Instructions for the task: Every line below that has the word "icon" counts once; report how many lines that makes, with no other words.

-.-.-

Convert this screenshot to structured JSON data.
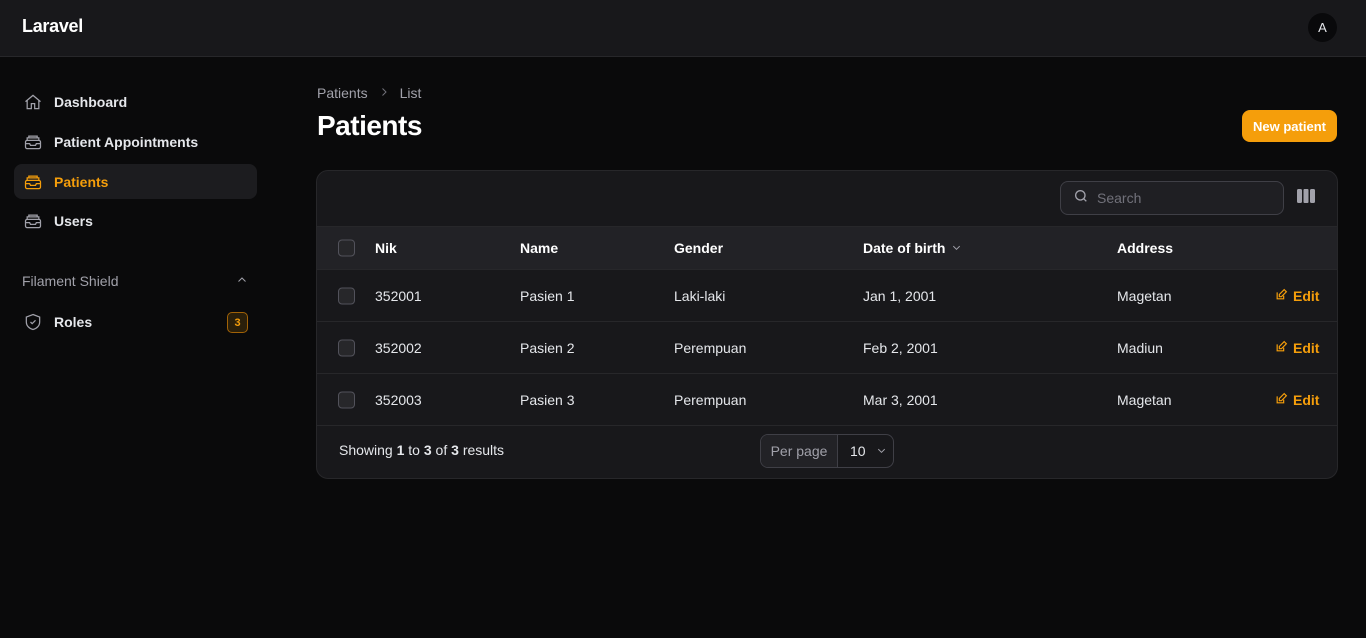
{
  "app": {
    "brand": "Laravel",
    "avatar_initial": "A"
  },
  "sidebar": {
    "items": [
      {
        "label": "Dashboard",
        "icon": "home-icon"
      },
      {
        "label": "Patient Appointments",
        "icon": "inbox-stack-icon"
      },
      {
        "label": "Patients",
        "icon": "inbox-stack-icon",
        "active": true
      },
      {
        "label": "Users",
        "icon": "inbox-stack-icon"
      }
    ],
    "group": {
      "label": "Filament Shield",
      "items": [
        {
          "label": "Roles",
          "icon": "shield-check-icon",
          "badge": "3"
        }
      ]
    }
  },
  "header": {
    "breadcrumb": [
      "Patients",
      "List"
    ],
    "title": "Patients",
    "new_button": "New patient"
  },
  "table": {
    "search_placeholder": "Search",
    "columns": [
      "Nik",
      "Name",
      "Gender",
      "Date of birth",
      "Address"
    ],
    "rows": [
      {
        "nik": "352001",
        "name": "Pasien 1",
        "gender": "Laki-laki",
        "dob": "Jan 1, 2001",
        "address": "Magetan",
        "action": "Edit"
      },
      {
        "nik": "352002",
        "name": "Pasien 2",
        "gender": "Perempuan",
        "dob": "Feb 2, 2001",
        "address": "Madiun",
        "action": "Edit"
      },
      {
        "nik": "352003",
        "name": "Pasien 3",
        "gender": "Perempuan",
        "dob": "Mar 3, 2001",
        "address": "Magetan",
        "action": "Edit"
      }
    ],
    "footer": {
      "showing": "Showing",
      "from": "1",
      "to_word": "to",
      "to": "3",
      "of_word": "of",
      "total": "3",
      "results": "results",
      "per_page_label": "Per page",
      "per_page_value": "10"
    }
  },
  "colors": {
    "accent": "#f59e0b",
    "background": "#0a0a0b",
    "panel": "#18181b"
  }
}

-.-.-

Completed task: 5